** ENTRIES **
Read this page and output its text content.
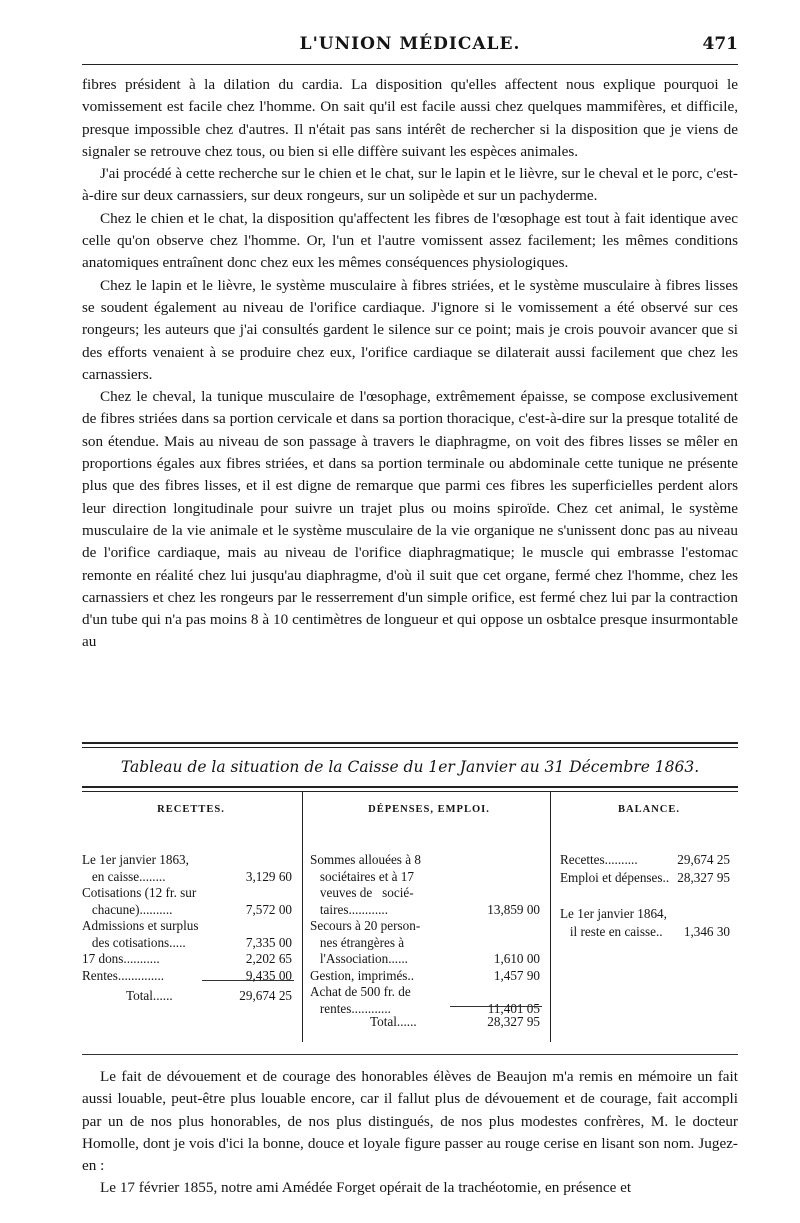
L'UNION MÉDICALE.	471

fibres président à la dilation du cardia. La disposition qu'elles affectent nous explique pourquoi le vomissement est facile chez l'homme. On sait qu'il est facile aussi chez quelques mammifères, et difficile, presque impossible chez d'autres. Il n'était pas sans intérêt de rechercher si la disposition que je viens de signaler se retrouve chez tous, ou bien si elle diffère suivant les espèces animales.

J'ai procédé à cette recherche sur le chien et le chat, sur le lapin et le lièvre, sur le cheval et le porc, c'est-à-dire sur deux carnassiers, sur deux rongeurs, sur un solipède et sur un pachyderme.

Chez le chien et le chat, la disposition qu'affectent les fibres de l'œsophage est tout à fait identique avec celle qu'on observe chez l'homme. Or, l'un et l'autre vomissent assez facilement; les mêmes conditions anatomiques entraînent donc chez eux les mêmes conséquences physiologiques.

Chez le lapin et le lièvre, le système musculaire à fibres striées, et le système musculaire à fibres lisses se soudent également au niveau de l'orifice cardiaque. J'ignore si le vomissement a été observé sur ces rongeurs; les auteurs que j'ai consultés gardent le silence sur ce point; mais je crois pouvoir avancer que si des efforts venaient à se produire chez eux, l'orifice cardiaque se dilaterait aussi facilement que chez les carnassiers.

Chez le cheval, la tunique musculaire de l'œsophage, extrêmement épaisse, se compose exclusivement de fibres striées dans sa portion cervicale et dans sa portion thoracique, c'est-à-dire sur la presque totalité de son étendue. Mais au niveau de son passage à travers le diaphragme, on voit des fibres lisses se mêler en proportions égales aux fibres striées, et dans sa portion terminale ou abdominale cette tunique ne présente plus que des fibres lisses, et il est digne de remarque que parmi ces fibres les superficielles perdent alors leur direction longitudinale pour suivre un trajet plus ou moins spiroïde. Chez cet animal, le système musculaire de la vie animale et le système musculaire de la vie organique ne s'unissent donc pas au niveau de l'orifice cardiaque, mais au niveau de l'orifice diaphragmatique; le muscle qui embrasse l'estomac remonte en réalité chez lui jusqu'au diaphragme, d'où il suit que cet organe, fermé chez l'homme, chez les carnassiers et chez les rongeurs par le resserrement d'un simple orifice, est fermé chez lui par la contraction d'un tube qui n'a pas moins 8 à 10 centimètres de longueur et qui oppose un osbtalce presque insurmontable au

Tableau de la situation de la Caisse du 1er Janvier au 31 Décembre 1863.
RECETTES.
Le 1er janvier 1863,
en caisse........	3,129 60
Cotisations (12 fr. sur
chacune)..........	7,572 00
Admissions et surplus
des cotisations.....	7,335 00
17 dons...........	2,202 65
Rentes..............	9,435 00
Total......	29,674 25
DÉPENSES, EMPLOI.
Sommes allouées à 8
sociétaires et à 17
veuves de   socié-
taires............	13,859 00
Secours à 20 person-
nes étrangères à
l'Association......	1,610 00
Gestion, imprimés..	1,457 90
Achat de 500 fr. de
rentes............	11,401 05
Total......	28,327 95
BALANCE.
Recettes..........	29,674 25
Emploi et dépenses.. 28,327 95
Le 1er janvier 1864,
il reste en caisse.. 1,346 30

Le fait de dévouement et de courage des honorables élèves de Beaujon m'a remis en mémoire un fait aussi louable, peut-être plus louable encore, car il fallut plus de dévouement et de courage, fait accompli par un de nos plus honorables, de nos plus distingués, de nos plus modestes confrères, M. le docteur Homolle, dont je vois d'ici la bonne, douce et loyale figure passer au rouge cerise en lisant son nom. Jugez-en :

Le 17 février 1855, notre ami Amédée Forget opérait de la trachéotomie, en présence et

** WHAT YOU WILL DO **
Return each line where "chien" shows up.

** RESPONSE **
J'ai procédé à cette recherche sur le chien et le chat, sur le lapin et le lièvre, sur le cheval et le porc, c'est-à-dire sur deux carnassiers, sur deux rongeurs, sur un solipède et sur un pachyderme.
Chez le chien et le chat, la disposition qu'affectent les fibres de l'œsophage est tout à fait identique avec celle qu'on observe chez l'homme. Or, l'un et l'autre vomissent assez facilement; les mêmes conditions anatomiques entraînent donc chez eux les mêmes conséquences physiologiques.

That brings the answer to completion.